◆ Written request:
Pull every line containing the word "color" from the records.
"""
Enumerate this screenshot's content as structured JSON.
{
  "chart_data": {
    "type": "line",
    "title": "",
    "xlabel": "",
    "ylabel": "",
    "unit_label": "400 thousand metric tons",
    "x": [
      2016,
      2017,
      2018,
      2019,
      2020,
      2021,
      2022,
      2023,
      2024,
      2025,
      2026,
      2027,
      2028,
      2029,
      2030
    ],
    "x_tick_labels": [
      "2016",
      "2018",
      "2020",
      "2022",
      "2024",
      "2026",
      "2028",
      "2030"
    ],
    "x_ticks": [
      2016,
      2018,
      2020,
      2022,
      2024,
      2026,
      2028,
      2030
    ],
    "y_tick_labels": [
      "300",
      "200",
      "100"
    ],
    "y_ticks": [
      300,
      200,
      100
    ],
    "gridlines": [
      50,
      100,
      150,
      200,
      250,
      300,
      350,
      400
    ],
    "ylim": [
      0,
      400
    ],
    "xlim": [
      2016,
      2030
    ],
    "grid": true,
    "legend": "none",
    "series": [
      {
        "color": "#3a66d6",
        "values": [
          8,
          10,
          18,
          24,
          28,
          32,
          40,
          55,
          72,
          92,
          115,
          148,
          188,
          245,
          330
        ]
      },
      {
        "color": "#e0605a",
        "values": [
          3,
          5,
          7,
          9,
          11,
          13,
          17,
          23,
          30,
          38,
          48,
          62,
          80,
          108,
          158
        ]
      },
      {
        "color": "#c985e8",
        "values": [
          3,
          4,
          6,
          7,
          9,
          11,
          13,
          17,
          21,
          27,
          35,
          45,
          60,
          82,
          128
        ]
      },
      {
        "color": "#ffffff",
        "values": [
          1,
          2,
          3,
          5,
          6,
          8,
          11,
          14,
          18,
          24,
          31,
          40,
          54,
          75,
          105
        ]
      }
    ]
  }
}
"""
◆ Task solution:
        "color": "#3a66d6",
        "color": "#e0605a",
        "color": "#c985e8",
        "color": "#ffffff",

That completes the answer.